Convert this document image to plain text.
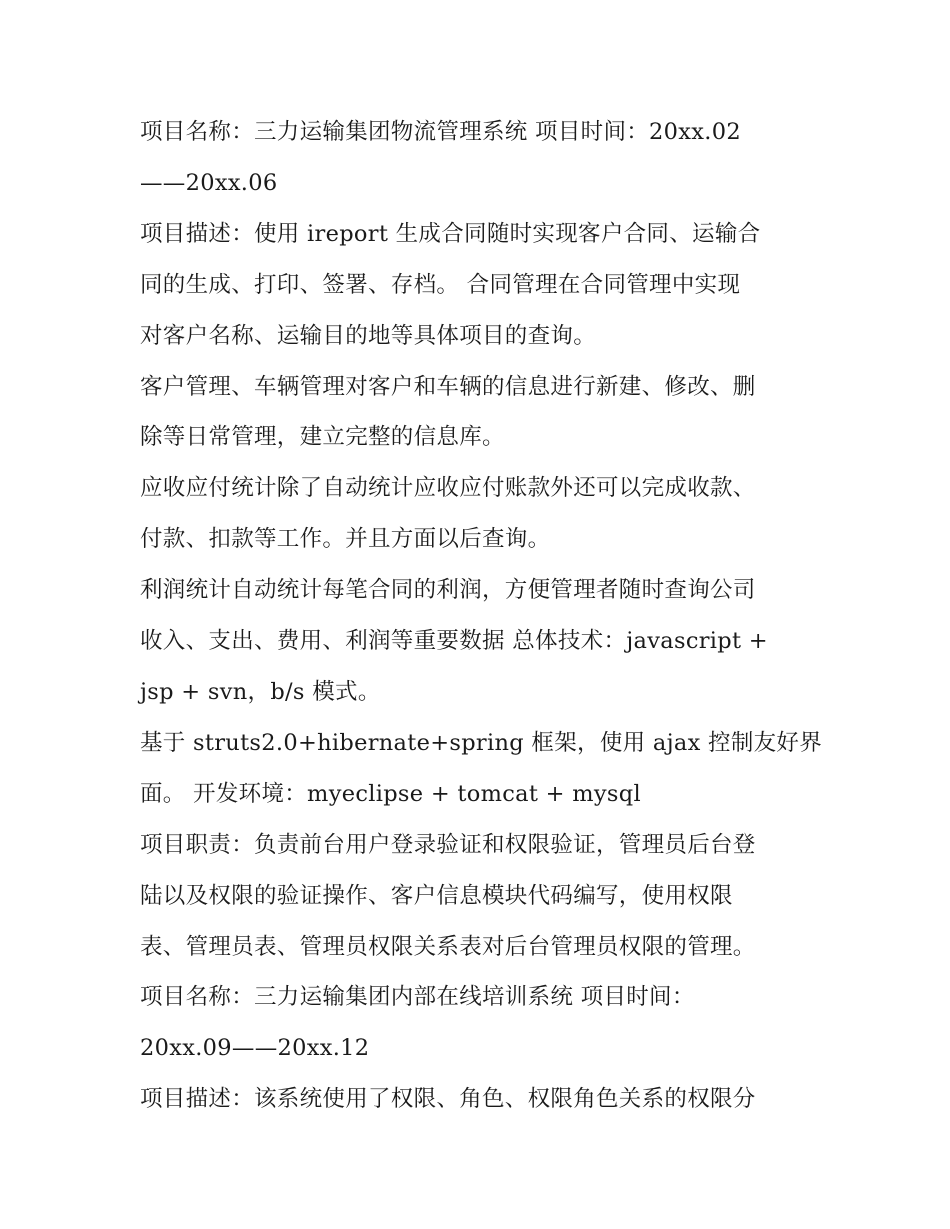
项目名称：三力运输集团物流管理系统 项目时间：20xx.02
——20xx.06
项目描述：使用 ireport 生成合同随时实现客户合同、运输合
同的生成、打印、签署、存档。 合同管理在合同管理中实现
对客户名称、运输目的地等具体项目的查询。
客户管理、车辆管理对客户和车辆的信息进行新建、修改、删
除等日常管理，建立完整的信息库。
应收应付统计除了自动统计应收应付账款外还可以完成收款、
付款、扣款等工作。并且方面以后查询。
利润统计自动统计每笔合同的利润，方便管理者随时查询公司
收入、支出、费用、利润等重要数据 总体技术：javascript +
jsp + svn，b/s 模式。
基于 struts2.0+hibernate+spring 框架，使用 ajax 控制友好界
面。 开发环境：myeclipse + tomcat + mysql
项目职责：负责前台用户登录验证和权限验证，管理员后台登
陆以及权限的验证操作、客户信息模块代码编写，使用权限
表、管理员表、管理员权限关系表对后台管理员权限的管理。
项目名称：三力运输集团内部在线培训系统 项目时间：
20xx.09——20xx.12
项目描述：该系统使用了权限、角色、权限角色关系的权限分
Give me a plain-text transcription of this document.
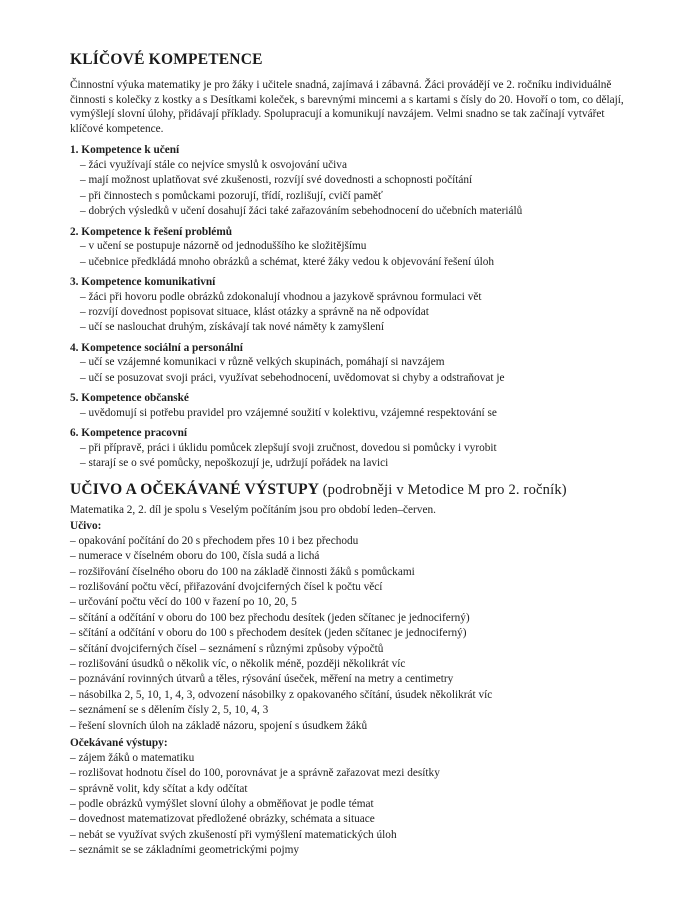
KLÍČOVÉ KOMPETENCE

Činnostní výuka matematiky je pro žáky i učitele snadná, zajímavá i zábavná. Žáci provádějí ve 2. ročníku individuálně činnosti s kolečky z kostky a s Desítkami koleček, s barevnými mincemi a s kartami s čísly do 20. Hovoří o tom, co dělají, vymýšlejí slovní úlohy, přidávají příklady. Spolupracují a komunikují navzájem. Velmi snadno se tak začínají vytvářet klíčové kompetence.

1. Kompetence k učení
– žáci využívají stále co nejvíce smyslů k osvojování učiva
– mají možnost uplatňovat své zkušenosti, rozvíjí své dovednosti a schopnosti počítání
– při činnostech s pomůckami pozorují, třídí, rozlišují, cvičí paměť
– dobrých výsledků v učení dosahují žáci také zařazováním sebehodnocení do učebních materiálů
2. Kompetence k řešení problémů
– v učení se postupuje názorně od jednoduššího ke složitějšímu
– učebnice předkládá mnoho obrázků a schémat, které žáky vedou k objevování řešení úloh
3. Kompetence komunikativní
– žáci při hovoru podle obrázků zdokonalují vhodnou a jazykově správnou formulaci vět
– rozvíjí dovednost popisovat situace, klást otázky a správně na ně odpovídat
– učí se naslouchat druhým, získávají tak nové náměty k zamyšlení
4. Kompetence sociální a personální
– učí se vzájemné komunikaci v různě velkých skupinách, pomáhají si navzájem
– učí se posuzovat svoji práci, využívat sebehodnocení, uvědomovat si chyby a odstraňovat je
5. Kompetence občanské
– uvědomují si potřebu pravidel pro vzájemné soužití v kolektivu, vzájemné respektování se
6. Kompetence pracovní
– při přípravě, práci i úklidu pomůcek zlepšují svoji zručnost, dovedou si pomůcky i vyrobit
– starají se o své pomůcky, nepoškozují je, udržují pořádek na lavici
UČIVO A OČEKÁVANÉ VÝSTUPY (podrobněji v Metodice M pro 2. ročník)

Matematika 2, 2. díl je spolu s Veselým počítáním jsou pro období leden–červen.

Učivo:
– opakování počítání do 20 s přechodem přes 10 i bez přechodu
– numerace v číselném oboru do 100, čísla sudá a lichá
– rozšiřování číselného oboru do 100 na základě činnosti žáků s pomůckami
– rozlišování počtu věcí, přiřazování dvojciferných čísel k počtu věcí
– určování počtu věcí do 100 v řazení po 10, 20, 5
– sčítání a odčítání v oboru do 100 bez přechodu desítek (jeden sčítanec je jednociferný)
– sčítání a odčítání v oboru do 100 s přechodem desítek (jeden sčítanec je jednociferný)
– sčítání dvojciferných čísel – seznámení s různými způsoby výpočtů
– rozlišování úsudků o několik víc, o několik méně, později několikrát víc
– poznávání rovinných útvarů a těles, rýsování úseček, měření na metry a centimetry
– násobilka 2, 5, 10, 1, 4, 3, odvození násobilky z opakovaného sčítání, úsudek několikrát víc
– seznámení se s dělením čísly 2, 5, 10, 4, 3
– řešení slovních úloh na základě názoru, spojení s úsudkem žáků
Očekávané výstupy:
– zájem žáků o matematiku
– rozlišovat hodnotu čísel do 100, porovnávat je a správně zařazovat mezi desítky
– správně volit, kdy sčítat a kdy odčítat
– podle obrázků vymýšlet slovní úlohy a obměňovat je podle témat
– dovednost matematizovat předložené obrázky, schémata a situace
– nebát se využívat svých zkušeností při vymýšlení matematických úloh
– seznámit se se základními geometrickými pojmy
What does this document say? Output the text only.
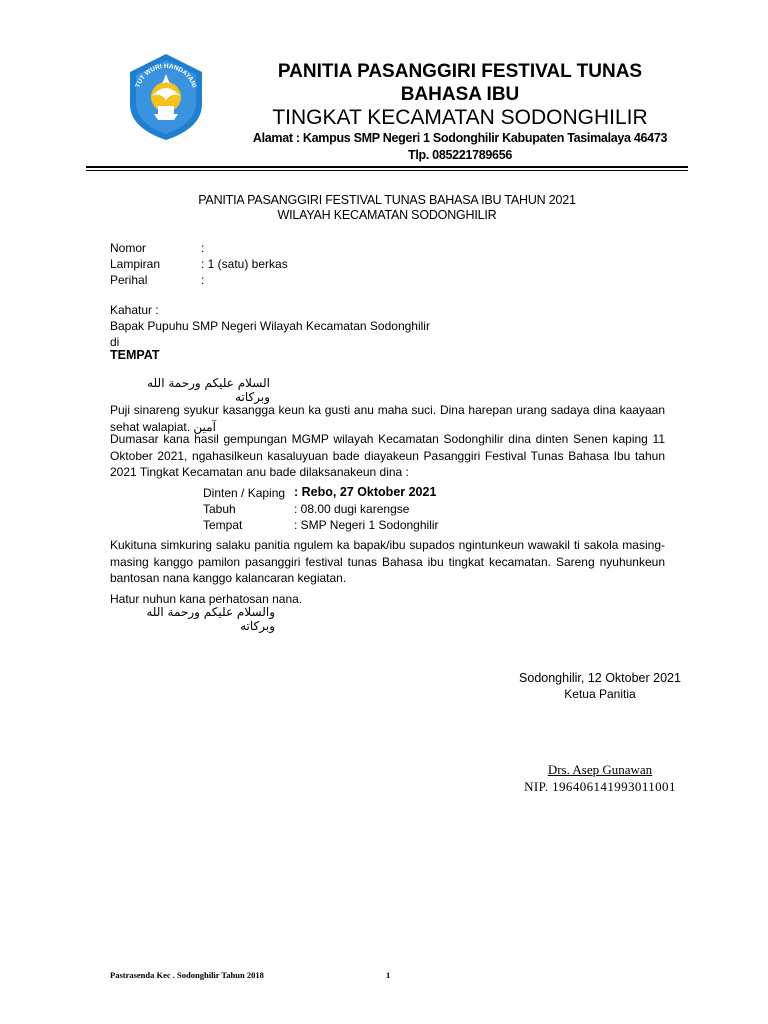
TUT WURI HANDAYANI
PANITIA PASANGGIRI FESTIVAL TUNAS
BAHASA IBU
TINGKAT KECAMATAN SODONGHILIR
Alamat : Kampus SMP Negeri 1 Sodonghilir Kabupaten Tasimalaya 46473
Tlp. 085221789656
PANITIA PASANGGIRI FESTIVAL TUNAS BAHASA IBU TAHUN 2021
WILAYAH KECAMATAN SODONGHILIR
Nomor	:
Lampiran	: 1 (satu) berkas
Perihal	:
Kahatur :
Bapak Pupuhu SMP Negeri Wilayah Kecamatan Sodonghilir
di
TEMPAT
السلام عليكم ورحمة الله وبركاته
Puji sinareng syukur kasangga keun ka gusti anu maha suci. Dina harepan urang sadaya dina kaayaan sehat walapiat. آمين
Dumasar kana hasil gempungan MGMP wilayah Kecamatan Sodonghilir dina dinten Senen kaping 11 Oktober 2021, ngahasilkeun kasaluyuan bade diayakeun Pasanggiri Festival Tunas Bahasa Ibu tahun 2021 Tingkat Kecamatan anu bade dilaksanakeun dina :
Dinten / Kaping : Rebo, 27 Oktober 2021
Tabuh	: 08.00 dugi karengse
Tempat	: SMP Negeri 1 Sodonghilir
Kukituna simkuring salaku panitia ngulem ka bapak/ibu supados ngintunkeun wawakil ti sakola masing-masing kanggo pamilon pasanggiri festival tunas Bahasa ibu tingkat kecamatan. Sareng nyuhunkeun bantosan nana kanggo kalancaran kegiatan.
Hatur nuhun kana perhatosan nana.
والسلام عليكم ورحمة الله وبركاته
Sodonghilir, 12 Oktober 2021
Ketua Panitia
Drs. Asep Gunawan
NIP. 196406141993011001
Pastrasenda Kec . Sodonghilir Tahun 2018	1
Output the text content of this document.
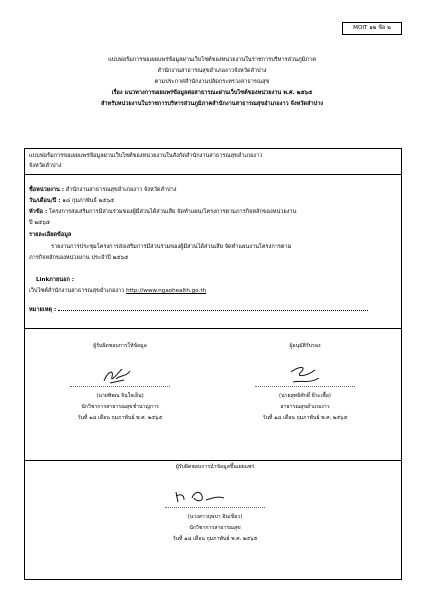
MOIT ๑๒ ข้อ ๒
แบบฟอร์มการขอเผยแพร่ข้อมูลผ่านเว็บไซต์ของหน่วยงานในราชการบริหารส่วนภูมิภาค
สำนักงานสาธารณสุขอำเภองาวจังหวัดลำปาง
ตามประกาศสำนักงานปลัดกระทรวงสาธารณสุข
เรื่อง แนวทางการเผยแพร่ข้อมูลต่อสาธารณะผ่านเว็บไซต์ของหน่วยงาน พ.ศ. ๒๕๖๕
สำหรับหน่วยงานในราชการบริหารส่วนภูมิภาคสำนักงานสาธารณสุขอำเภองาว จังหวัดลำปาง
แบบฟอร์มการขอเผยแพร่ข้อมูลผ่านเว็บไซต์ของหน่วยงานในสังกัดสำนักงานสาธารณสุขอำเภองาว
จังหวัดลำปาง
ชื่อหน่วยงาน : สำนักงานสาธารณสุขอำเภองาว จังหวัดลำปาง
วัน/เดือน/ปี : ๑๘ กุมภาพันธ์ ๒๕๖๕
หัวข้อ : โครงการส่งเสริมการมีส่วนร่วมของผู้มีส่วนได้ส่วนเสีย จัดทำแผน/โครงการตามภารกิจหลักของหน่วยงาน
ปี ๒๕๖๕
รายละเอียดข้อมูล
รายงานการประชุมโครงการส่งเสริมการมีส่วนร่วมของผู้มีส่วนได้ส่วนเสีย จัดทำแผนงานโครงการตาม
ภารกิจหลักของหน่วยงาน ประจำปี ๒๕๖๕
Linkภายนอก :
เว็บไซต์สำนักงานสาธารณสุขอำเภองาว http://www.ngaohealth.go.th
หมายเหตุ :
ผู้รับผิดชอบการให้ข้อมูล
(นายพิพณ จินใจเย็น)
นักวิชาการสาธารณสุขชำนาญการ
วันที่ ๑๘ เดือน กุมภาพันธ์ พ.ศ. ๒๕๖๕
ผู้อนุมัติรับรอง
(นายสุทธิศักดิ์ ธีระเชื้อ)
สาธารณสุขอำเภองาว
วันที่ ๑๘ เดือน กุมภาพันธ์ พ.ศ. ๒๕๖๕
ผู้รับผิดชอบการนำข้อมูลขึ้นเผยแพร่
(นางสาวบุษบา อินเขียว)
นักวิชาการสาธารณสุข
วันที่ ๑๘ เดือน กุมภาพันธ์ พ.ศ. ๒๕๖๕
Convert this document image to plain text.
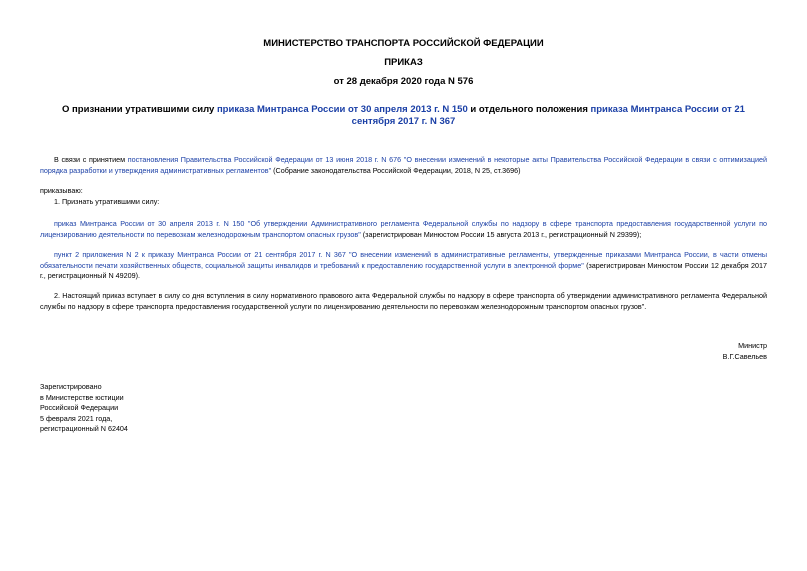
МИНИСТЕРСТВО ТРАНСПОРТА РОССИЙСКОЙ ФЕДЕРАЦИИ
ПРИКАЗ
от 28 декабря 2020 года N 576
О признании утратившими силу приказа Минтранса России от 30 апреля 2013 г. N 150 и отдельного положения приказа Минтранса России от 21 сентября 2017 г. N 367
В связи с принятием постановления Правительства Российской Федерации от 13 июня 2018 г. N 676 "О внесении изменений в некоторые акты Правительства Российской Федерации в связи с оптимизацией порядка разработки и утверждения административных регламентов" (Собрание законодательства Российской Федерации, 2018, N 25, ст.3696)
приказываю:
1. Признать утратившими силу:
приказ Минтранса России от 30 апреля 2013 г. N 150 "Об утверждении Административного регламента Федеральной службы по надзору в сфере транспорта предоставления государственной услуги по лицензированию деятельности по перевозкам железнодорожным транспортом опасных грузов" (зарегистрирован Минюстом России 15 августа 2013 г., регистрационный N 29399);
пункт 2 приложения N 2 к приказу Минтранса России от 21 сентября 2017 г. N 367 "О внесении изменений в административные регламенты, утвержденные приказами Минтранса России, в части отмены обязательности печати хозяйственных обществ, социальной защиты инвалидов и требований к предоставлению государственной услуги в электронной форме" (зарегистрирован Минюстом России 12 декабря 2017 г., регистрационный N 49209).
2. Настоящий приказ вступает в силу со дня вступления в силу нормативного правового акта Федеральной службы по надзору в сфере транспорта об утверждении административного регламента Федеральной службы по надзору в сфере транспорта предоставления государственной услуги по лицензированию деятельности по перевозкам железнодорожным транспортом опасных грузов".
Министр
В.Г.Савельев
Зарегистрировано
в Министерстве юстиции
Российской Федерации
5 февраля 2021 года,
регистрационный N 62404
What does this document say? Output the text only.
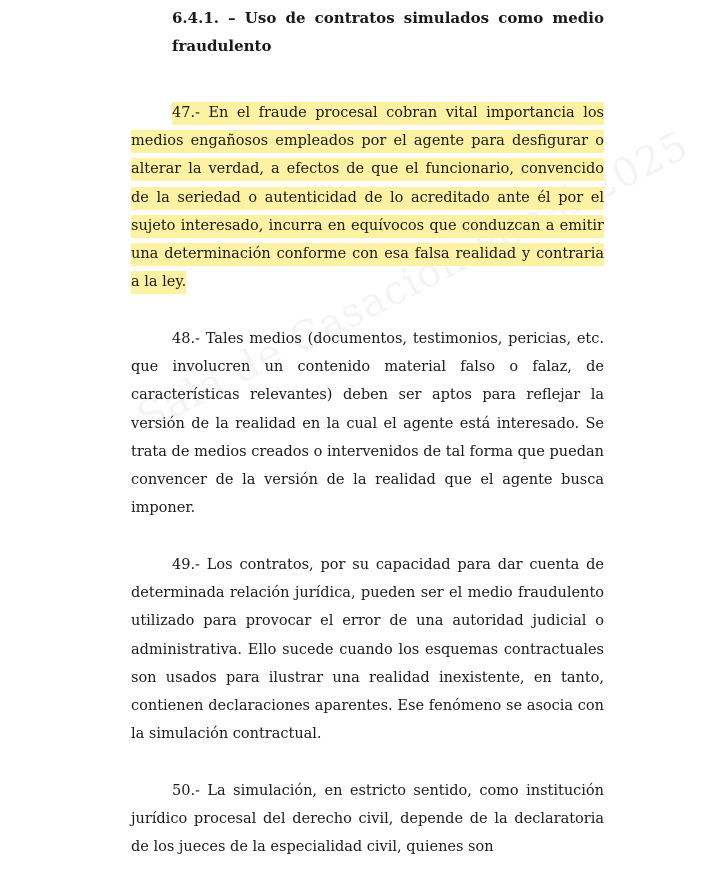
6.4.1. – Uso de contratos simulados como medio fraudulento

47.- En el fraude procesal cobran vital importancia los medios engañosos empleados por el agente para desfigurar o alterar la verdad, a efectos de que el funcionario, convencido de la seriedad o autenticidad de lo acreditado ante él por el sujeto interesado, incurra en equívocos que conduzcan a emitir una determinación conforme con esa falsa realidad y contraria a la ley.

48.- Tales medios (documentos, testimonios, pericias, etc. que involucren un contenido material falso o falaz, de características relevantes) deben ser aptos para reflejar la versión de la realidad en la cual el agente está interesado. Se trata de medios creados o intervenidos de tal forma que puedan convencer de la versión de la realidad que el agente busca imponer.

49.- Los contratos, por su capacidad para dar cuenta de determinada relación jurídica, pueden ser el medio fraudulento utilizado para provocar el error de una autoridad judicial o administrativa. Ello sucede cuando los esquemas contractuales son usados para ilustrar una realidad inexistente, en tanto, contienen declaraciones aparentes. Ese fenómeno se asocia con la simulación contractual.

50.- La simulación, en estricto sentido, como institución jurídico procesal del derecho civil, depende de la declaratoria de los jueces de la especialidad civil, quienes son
________________________
• WHAT YOU NEED TO DO
Pull out all lines containing the word "ดลำปาง" from the entries above.

• SOLUTION TO THE EXERCISE
สำนักงานสาธารณสุขอำเภองาวจังหวัดลำปาง
สำหรับหน่วยงานในราชการบริหารส่วนภูมิภาคสำนักงานสาธารณสุขอำเภองาว จังหวัดลำปาง
จังหวัดลำปาง
ชื่อหน่วยงาน : สำนักงานสาธารณสุขอำเภองาว จังหวัดลำปาง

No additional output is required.